> **Task to complete**: Please find all lines in the data that hold the string "ylabel" and copy them.

> **Records provided**:
++++++++

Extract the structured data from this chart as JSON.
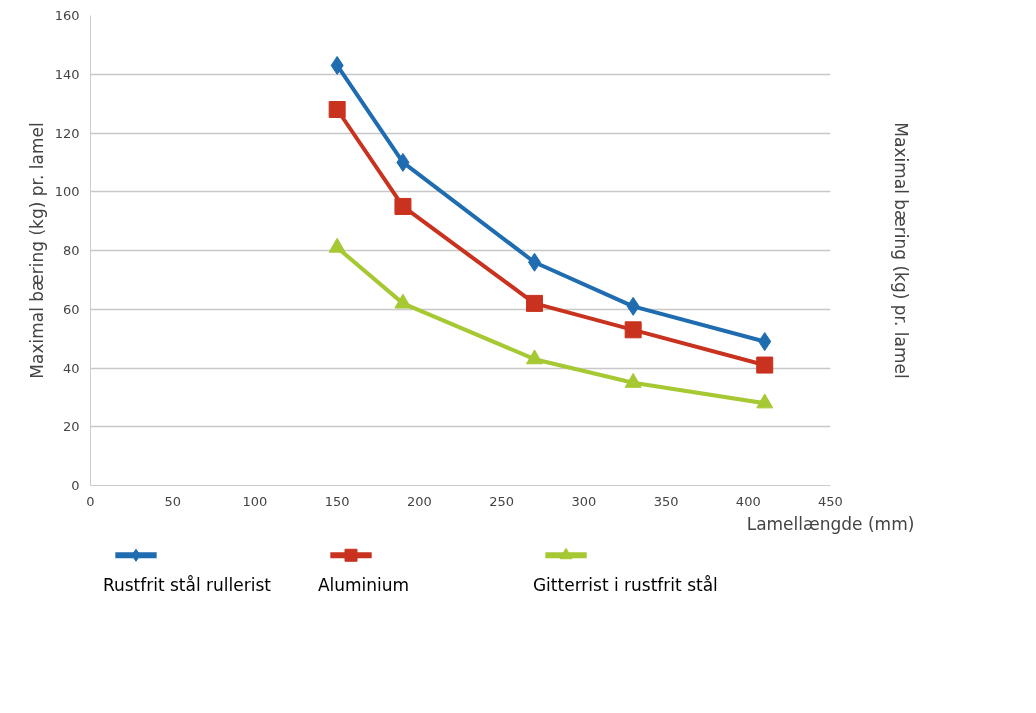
{
  "chart_data": {
    "type": "line",
    "xlabel": "Lamellængde (mm)",
    "ylabel": "Maximal bæring (kg) pr. lamel",
    "annotations": [
      "Maximal bæring (kg) pr. lamel"
    ],
    "x": [
      150,
      190,
      270,
      330,
      410
    ],
    "series": [
      {
        "name": "Rustfrit stål rullerist",
        "color": "#1f6db0",
        "marker": "diamond",
        "values": [
          143,
          110,
          76,
          61,
          49
        ]
      },
      {
        "name": "Aluminium",
        "color": "#c8321e",
        "marker": "square",
        "values": [
          128,
          95,
          62,
          53,
          41
        ]
      },
      {
        "name": "Gitterrist i rustfrit stål",
        "color": "#a6c832",
        "marker": "triangle",
        "values": [
          81,
          62,
          43,
          35,
          28
        ]
      }
    ],
    "xlim": [
      0,
      450
    ],
    "xticks": [
      0,
      50,
      100,
      150,
      200,
      250,
      300,
      350,
      400,
      450
    ],
    "ylim": [
      0,
      160
    ],
    "yticks": [
      0,
      20,
      40,
      60,
      80,
      100,
      120,
      140,
      160
    ],
    "grid": "y",
    "legend": "bottom",
    "line_style": "solid"
  }
}
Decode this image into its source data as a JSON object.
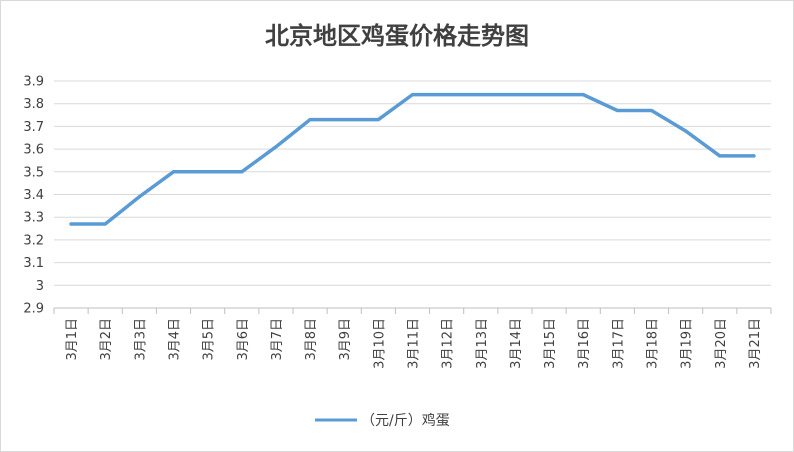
{
  "chart_data": {
    "type": "line",
    "title": "北京地区鸡蛋价格走势图",
    "xlabel": "",
    "ylabel": "",
    "categories": [
      "3月1日",
      "3月2日",
      "3月3日",
      "3月4日",
      "3月5日",
      "3月6日",
      "3月7日",
      "3月8日",
      "3月9日",
      "3月10日",
      "3月11日",
      "3月12日",
      "3月13日",
      "3月14日",
      "3月15日",
      "3月16日",
      "3月17日",
      "3月18日",
      "3月19日",
      "3月20日",
      "3月21日"
    ],
    "series": [
      {
        "name": "（元/斤）鸡蛋",
        "color": "#5b9bd5",
        "values": [
          3.27,
          3.27,
          3.39,
          3.5,
          3.5,
          3.5,
          3.61,
          3.73,
          3.73,
          3.73,
          3.84,
          3.84,
          3.84,
          3.84,
          3.84,
          3.84,
          3.77,
          3.77,
          3.68,
          3.57,
          3.57
        ]
      }
    ],
    "ylim": [
      2.9,
      3.9
    ],
    "yticks": [
      "2.9",
      "3",
      "3.1",
      "3.2",
      "3.3",
      "3.4",
      "3.5",
      "3.6",
      "3.7",
      "3.8",
      "3.9"
    ],
    "grid": true,
    "legend": "bottom-center",
    "colors": {
      "grid": "#d9d9d9",
      "axis": "#bfbfbf",
      "text": "#404040"
    }
  }
}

++++++++

> **The result**:
    "ylabel": "Maximal bæring (kg) pr. lamel",
    "ylabel": "",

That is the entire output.